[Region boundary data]
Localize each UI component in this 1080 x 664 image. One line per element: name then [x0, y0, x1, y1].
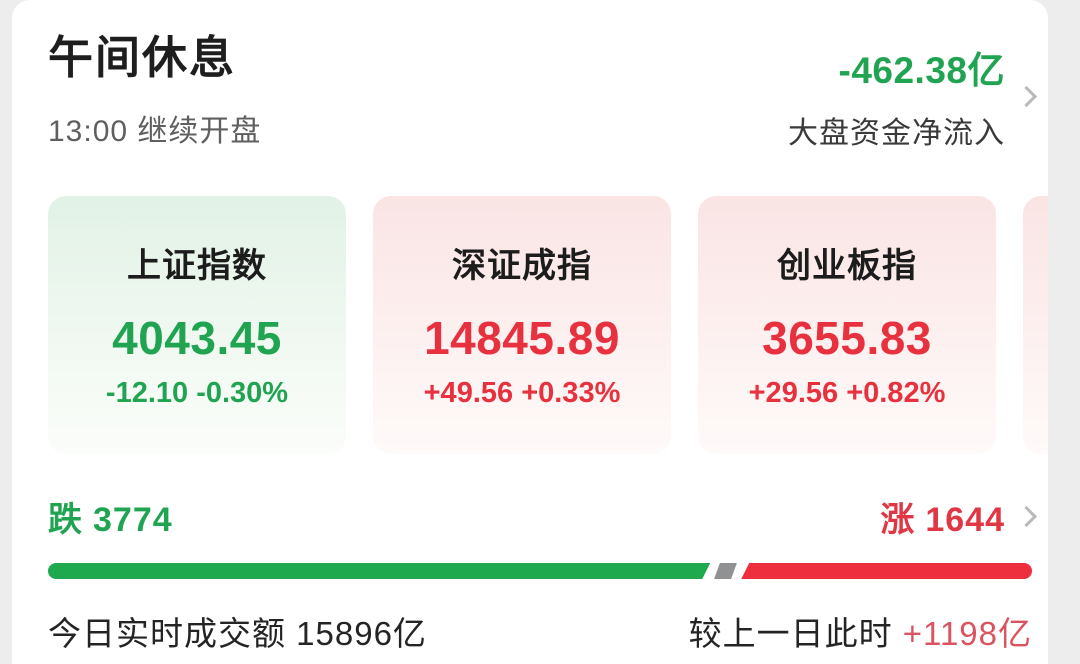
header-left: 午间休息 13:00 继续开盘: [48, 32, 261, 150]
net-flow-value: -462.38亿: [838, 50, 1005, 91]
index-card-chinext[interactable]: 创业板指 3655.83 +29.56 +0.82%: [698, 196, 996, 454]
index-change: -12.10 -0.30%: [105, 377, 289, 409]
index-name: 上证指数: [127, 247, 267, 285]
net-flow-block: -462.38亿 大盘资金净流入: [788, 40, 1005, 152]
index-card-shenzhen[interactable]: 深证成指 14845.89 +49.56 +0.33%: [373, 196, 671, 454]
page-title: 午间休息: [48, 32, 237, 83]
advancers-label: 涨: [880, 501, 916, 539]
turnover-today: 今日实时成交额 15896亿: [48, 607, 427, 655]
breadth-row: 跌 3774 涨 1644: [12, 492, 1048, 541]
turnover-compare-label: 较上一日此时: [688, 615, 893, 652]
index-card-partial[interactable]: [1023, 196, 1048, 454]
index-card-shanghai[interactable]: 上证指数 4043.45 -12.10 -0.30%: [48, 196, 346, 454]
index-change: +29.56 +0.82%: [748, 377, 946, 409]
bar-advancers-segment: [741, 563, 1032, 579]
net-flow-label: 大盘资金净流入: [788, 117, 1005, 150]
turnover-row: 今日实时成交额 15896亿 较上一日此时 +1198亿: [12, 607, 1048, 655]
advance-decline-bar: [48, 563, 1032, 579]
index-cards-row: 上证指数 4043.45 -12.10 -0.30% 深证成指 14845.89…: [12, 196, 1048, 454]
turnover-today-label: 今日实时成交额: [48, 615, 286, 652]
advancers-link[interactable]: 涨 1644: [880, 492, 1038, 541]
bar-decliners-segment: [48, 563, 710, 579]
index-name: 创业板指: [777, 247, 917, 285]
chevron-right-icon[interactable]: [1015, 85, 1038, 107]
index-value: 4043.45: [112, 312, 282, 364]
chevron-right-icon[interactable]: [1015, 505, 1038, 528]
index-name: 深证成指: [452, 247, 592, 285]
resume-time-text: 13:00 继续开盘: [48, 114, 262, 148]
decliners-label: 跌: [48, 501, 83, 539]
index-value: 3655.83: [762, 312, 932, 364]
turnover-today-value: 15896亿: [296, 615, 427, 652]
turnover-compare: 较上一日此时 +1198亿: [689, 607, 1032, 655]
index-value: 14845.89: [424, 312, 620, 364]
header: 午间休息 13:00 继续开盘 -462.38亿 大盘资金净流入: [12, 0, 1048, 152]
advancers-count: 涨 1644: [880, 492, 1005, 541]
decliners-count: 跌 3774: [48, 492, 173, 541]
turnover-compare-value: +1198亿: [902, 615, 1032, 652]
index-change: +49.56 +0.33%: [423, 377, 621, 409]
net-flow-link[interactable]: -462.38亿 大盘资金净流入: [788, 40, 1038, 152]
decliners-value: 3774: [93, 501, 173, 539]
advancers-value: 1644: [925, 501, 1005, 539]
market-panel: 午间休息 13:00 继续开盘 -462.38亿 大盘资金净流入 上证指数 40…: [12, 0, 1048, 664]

...

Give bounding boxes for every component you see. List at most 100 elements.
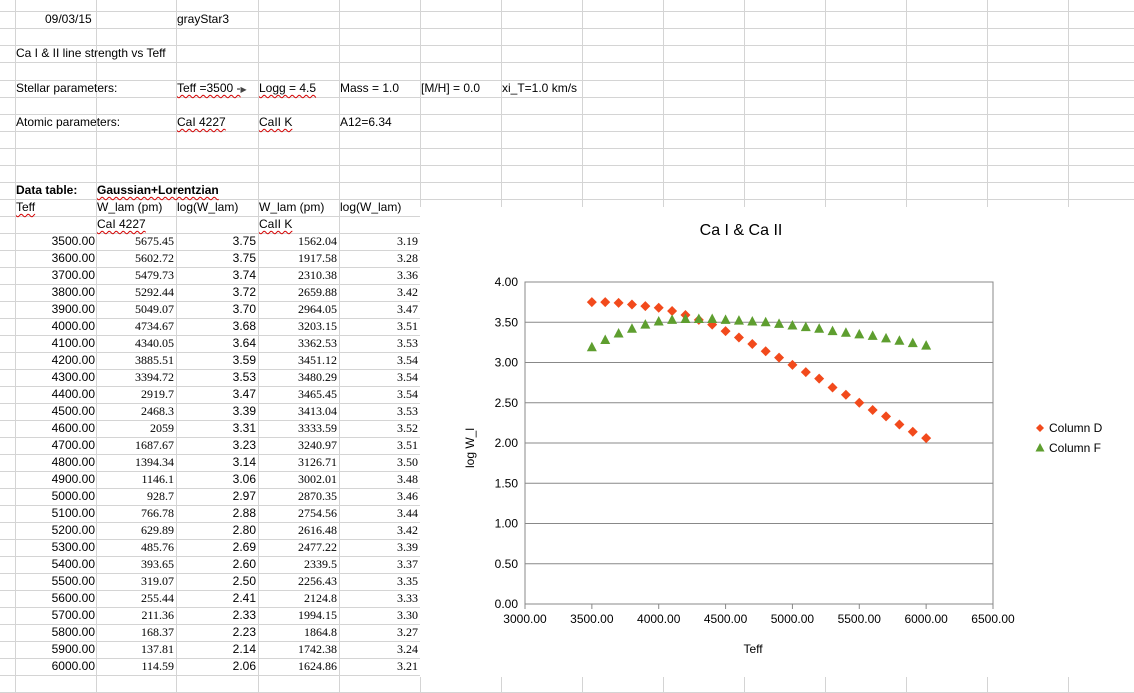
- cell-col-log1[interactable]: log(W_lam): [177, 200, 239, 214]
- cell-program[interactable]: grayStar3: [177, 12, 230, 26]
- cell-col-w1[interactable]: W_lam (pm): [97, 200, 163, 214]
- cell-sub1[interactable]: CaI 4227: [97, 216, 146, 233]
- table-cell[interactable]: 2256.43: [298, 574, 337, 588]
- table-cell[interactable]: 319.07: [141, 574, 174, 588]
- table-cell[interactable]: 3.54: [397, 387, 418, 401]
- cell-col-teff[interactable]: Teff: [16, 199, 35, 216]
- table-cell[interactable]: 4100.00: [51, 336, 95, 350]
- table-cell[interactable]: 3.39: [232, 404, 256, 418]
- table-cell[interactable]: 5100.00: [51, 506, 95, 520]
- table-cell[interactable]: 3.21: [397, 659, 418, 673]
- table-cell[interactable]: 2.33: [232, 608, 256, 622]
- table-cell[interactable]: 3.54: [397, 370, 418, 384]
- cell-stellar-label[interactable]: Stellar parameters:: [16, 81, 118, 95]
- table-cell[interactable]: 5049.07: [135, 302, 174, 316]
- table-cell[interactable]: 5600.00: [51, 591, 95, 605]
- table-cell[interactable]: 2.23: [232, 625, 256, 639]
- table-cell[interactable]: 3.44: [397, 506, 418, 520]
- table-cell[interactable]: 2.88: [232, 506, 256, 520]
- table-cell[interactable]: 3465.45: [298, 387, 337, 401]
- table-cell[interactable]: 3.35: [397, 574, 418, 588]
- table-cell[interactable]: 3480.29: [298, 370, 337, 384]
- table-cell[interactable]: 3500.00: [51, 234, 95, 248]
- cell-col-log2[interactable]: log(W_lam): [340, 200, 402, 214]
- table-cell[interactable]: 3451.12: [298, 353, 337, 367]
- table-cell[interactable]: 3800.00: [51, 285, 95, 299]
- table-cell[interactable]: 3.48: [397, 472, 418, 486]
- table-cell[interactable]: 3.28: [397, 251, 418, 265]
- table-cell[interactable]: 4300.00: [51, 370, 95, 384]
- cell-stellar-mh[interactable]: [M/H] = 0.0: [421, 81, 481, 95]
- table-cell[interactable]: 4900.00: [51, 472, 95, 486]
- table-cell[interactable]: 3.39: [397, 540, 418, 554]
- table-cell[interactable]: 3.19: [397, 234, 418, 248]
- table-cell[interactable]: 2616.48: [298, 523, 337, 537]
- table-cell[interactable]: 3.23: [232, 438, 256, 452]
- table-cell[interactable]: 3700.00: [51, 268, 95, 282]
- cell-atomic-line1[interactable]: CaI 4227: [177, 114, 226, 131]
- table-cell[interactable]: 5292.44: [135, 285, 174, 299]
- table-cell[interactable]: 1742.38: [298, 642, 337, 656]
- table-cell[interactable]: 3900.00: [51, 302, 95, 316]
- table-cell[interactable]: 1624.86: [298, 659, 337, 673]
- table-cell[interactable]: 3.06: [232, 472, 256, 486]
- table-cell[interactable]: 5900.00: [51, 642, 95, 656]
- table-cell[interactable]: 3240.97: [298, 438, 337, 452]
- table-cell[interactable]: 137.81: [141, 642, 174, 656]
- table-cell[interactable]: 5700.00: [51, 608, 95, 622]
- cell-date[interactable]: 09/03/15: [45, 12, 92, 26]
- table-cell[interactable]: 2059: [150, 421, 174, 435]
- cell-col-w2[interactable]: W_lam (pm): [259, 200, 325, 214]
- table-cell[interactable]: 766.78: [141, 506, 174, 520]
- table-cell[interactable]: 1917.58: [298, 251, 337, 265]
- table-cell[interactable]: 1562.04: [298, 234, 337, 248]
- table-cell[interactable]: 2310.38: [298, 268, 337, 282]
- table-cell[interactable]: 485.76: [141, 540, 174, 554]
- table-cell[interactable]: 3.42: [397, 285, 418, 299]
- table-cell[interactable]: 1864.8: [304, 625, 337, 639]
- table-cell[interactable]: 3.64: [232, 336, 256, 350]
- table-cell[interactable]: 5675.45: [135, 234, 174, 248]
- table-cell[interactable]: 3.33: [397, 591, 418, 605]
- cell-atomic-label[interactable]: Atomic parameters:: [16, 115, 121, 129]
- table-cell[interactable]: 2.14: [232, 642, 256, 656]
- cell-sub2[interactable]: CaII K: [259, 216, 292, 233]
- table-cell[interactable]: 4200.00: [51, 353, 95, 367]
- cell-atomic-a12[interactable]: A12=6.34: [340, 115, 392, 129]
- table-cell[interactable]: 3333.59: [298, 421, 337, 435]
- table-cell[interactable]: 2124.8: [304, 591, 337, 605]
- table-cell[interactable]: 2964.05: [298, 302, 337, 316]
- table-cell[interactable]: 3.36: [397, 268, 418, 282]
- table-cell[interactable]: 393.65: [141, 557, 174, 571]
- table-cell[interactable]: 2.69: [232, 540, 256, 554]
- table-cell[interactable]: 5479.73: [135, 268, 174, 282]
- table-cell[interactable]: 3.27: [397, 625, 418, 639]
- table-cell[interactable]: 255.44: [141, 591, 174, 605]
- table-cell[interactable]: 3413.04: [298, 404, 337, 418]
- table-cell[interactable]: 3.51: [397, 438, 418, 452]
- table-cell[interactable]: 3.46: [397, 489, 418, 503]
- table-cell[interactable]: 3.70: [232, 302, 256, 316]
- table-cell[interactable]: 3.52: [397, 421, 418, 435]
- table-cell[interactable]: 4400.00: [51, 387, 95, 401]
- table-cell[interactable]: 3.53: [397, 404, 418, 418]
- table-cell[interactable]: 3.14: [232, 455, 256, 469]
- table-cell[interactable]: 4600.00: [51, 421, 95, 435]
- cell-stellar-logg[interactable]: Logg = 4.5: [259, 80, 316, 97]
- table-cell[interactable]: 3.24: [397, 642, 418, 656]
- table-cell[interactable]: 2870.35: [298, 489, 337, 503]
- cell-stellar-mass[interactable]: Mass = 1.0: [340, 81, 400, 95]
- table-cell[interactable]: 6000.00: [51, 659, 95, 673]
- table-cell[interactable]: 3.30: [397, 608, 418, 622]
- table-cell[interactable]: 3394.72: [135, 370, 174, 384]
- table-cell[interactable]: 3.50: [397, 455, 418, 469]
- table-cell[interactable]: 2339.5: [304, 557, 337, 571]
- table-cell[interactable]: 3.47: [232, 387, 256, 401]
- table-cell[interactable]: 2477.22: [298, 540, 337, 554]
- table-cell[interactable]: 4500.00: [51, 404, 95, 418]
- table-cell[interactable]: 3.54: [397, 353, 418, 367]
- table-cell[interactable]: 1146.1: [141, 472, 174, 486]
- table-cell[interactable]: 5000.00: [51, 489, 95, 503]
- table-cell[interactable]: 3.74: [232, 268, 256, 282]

What is needed: Find each line in the entries above that contains the string "today", and copy those lines.

Response to the task:
turnover-today: 今日实时成交额 15896亿: [48, 607, 427, 655]
turnover-today-label: 今日实时成交额: [48, 615, 286, 652]
turnover-today-value: 15896亿: [296, 615, 427, 652]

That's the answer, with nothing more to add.